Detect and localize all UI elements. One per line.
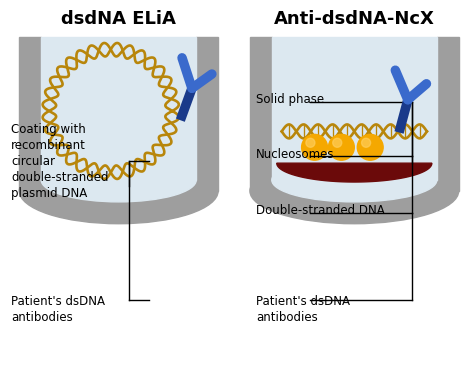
Ellipse shape: [41, 158, 196, 202]
Text: Double-stranded DNA: Double-stranded DNA: [256, 204, 384, 217]
Polygon shape: [277, 163, 432, 182]
Bar: [41, 37, 196, 180]
Text: Patient's dsDNA
antibodies: Patient's dsDNA antibodies: [11, 295, 105, 324]
Ellipse shape: [19, 158, 218, 224]
Ellipse shape: [272, 158, 437, 202]
Text: Anti-dsdNA-NcX: Anti-dsdNA-NcX: [274, 10, 435, 28]
Text: Coating with
recombinant
circular
double-stranded
plasmid DNA: Coating with recombinant circular double…: [11, 124, 109, 200]
Bar: [250, 37, 272, 191]
Circle shape: [328, 134, 354, 160]
Text: dsdNA ELiA: dsdNA ELiA: [61, 10, 176, 28]
Ellipse shape: [250, 158, 459, 224]
Circle shape: [362, 138, 371, 147]
Text: Solid phase: Solid phase: [256, 93, 324, 106]
Circle shape: [301, 134, 328, 160]
Circle shape: [357, 134, 383, 160]
Circle shape: [333, 138, 342, 147]
Bar: [196, 37, 218, 191]
Bar: [19, 37, 41, 191]
Text: Patient's dsDNA
antibodies: Patient's dsDNA antibodies: [256, 295, 350, 324]
Text: Nucleosomes: Nucleosomes: [256, 148, 334, 161]
Bar: [437, 37, 459, 191]
Bar: [272, 37, 437, 180]
Circle shape: [306, 138, 315, 147]
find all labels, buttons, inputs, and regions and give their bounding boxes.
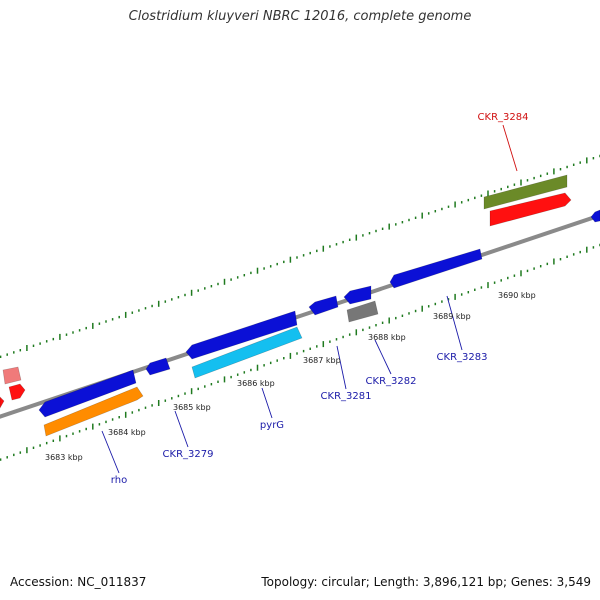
title: Clostridium kluyveri NBRC 12016, complet… (128, 9, 472, 24)
gene-label-pyrg[interactable]: pyrG (260, 420, 284, 431)
leader-line (174, 410, 189, 448)
upper-tick-track (0, 154, 600, 358)
gene-pyrg-upper[interactable] (185, 310, 298, 360)
gene-right-edge[interactable] (590, 209, 600, 223)
gene-ckr-3284-red[interactable] (489, 192, 572, 227)
label-leader-lines (101, 124, 518, 474)
gene-pyrg[interactable] (191, 326, 303, 379)
gene-label-ckr-3282[interactable]: CKR_3282 (366, 376, 417, 387)
leader-line (336, 345, 347, 390)
leader-line (374, 339, 392, 375)
scale-label: 3684 kbp (108, 428, 146, 437)
accession-text: Accession: NC_011837 (10, 575, 147, 589)
gene-left-red-a[interactable] (8, 383, 26, 401)
scale-label: 3690 kbp (498, 291, 536, 300)
gene-rho-upper[interactable] (38, 369, 137, 418)
scale-label: 3685 kbp (173, 403, 211, 412)
gene-label-rho[interactable]: rho (111, 475, 127, 486)
leader-line (261, 387, 273, 419)
lower-tick-track (0, 243, 600, 461)
scale-label: 3687 kbp (303, 356, 341, 365)
gene-ckr-3281[interactable] (308, 295, 339, 316)
gene-rho[interactable] (43, 386, 144, 437)
genome-summary-text: Topology: circular; Length: 3,896,121 bp… (261, 575, 591, 589)
gene-ckr-3282-gray[interactable] (346, 300, 379, 323)
gene-left-red-b[interactable] (0, 396, 5, 409)
gene-left-pink[interactable] (2, 366, 22, 385)
gene-ckr-3284[interactable] (483, 174, 568, 210)
leader-line (101, 430, 120, 474)
scale-labels: 3683 kbp 3684 kbp 3685 kbp 3686 kbp 3687… (45, 291, 536, 462)
leader-line (446, 295, 463, 351)
gene-ckr-3283[interactable] (389, 248, 483, 289)
scale-label: 3689 kbp (433, 312, 471, 321)
gene-label-ckr-3279[interactable]: CKR_3279 (163, 449, 214, 460)
gene-ckr-3282[interactable] (343, 285, 372, 305)
gene-label-ckr-3283[interactable]: CKR_3283 (437, 352, 488, 363)
gene-label-ckr-3284[interactable]: CKR_3284 (478, 112, 529, 123)
scale-label: 3683 kbp (45, 453, 83, 462)
leader-line (502, 124, 518, 172)
gene-ckr-3279[interactable] (145, 357, 171, 376)
scale-label: 3688 kbp (368, 333, 406, 342)
scale-label: 3686 kbp (237, 379, 275, 388)
gene-labels: rho CKR_3279 pyrG CKR_3281 CKR_3282 CKR_… (111, 112, 529, 486)
gene-label-ckr-3281[interactable]: CKR_3281 (321, 391, 372, 402)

(ACTION ITEM): A faithful copy of each entry is required, and no picture may be carried into it.

(TASK SOLUTION):
Detect and localize all UI elements. One per line.
Ellipse shape: [41, 158, 196, 202]
Text: Double-stranded DNA: Double-stranded DNA: [256, 204, 384, 217]
Polygon shape: [277, 163, 432, 182]
Bar: [41, 37, 196, 180]
Text: Patient's dsDNA
antibodies: Patient's dsDNA antibodies: [11, 295, 105, 324]
Ellipse shape: [19, 158, 218, 224]
Ellipse shape: [272, 158, 437, 202]
Text: Anti-dsdNA-NcX: Anti-dsdNA-NcX: [274, 10, 435, 28]
Text: Coating with
recombinant
circular
double-stranded
plasmid DNA: Coating with recombinant circular double…: [11, 124, 109, 200]
Bar: [250, 37, 272, 191]
Circle shape: [328, 134, 354, 160]
Text: dsdNA ELiA: dsdNA ELiA: [61, 10, 176, 28]
Ellipse shape: [250, 158, 459, 224]
Circle shape: [362, 138, 371, 147]
Text: Solid phase: Solid phase: [256, 93, 324, 106]
Circle shape: [301, 134, 328, 160]
Circle shape: [357, 134, 383, 160]
Circle shape: [333, 138, 342, 147]
Bar: [196, 37, 218, 191]
Bar: [19, 37, 41, 191]
Text: Patient's dsDNA
antibodies: Patient's dsDNA antibodies: [256, 295, 350, 324]
Text: Nucleosomes: Nucleosomes: [256, 148, 334, 161]
Bar: [437, 37, 459, 191]
Bar: [272, 37, 437, 180]
Circle shape: [306, 138, 315, 147]
find all labels, buttons, inputs, and regions and give their bounding boxes.
title: Clostridium kluyveri NBRC 12016, complet… (128, 9, 472, 24)
gene-label-pyrg[interactable]: pyrG (260, 420, 284, 431)
leader-line (174, 410, 189, 448)
upper-tick-track (0, 154, 600, 358)
gene-pyrg-upper[interactable] (185, 310, 298, 360)
gene-right-edge[interactable] (590, 209, 600, 223)
gene-ckr-3284-red[interactable] (489, 192, 572, 227)
label-leader-lines (101, 124, 518, 474)
gene-pyrg[interactable] (191, 326, 303, 379)
gene-label-ckr-3282[interactable]: CKR_3282 (366, 376, 417, 387)
leader-line (336, 345, 347, 390)
leader-line (374, 339, 392, 375)
scale-label: 3684 kbp (108, 428, 146, 437)
accession-text: Accession: NC_011837 (10, 575, 147, 589)
gene-left-red-a[interactable] (8, 383, 26, 401)
scale-label: 3690 kbp (498, 291, 536, 300)
gene-rho-upper[interactable] (38, 369, 137, 418)
scale-label: 3685 kbp (173, 403, 211, 412)
gene-label-rho[interactable]: rho (111, 475, 127, 486)
leader-line (261, 387, 273, 419)
lower-tick-track (0, 243, 600, 461)
scale-label: 3687 kbp (303, 356, 341, 365)
gene-ckr-3281[interactable] (308, 295, 339, 316)
gene-rho[interactable] (43, 386, 144, 437)
genome-summary-text: Topology: circular; Length: 3,896,121 bp… (261, 575, 591, 589)
gene-ckr-3282-gray[interactable] (346, 300, 379, 323)
gene-left-red-b[interactable] (0, 396, 5, 409)
gene-left-pink[interactable] (2, 366, 22, 385)
gene-ckr-3284[interactable] (483, 174, 568, 210)
leader-line (101, 430, 120, 474)
scale-labels: 3683 kbp 3684 kbp 3685 kbp 3686 kbp 3687… (45, 291, 536, 462)
leader-line (446, 295, 463, 351)
gene-ckr-3283[interactable] (389, 248, 483, 289)
scale-label: 3689 kbp (433, 312, 471, 321)
gene-label-ckr-3279[interactable]: CKR_3279 (163, 449, 214, 460)
gene-ckr-3282[interactable] (343, 285, 372, 305)
gene-label-ckr-3283[interactable]: CKR_3283 (437, 352, 488, 363)
gene-label-ckr-3284[interactable]: CKR_3284 (478, 112, 529, 123)
scale-label: 3683 kbp (45, 453, 83, 462)
leader-line (502, 124, 518, 172)
gene-ckr-3279[interactable] (145, 357, 171, 376)
scale-label: 3688 kbp (368, 333, 406, 342)
scale-label: 3686 kbp (237, 379, 275, 388)
gene-labels: rho CKR_3279 pyrG CKR_3281 CKR_3282 CKR_… (111, 112, 529, 486)
gene-label-ckr-3281[interactable]: CKR_3281 (321, 391, 372, 402)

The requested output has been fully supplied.